■ **Short problem**:
Images must not appear in your copy; reproduce every other part of the records exactly.

■ **Saved data entries**:
════════════════

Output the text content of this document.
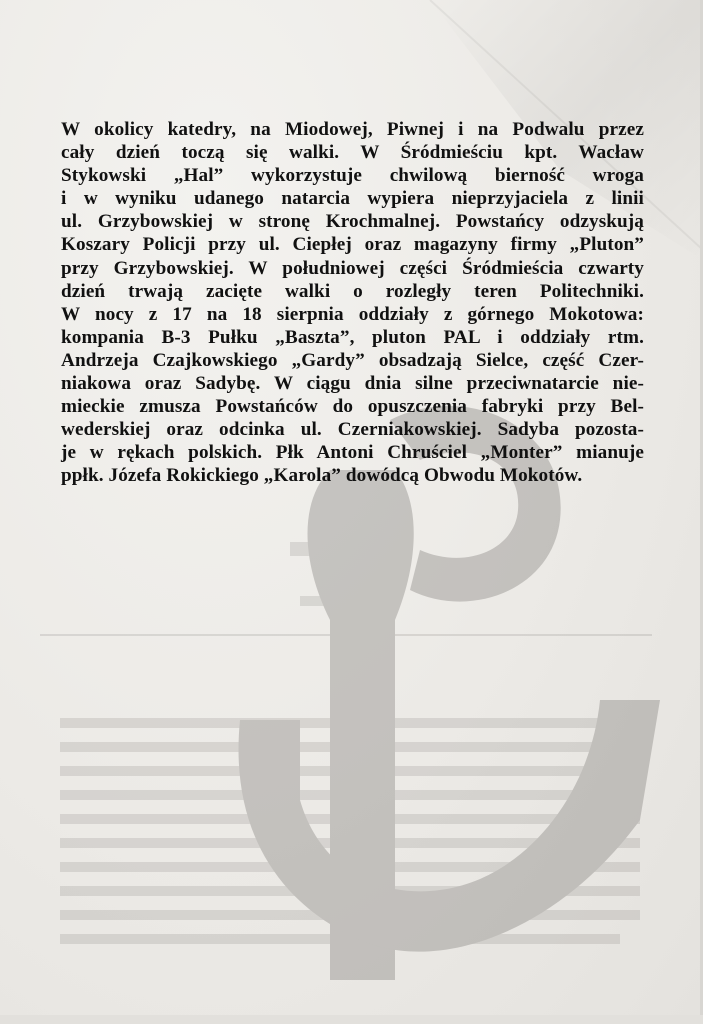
W okolicy katedry, na Miodowej, Piwnej i na Podwalu przez
cały dzień toczą się walki. W Śródmieściu kpt. Wacław
Stykowski „Hal” wykorzystuje chwilową bierność wroga
i w wyniku udanego natarcia wypiera nieprzyjaciela z linii
ul. Grzybowskiej w stronę Krochmalnej. Powstańcy odzyskują
Koszary Policji przy ul. Ciepłej oraz magazyny firmy „Pluton”
przy Grzybowskiej. W południowej części Śródmieścia czwarty
dzień trwają zacięte walki o rozległy teren Politechniki.
W nocy z 17 na 18 sierpnia oddziały z górnego Mokotowa:
kompania B-3 Pułku „Baszta”, pluton PAL i oddziały rtm.
Andrzeja Czajkowskiego „Gardy” obsadzają Sielce, część Czer-
niakowa oraz Sadybę. W ciągu dnia silne przeciwnatarcie nie-
mieckie zmusza Powstańców do opuszczenia fabryki przy Bel-
wederskiej oraz odcinka ul. Czerniakowskiej. Sadyba pozosta-
je w rękach polskich. Płk Antoni Chruściel „Monter” mianuje
ppłk. Józefa Rokickiego „Karola” dowódcą Obwodu Mokotów.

════════════════

■ **The response**:
Output the text content of this document.
W okolicy katedry, na Miodowej, Piwnej i na Podwalu przez
cały dzień toczą się walki. W Śródmieściu kpt. Wacław
Stykowski „Hal” wykorzystuje chwilową bierność wroga
i w wyniku udanego natarcia wypiera nieprzyjaciela z linii
ul. Grzybowskiej w stronę Krochmalnej. Powstańcy odzyskują
Koszary Policji przy ul. Ciepłej oraz magazyny firmy „Pluton”
przy Grzybowskiej. W południowej części Śródmieścia czwarty
dzień trwają zacięte walki o rozległy teren Politechniki.
W nocy z 17 na 18 sierpnia oddziały z górnego Mokotowa:
kompania B-3 Pułku „Baszta”, pluton PAL i oddziały rtm.
Andrzeja Czajkowskiego „Gardy” obsadzają Sielce, część Czer-
niakowa oraz Sadybę. W ciągu dnia silne przeciwnatarcie nie-
mieckie zmusza Powstańców do opuszczenia fabryki przy Bel-
wederskiej oraz odcinka ul. Czerniakowskiej. Sadyba pozosta-
je w rękach polskich. Płk Antoni Chruściel „Monter” mianuje
ppłk. Józefa Rokickiego „Karola” dowódcą Obwodu Mokotów.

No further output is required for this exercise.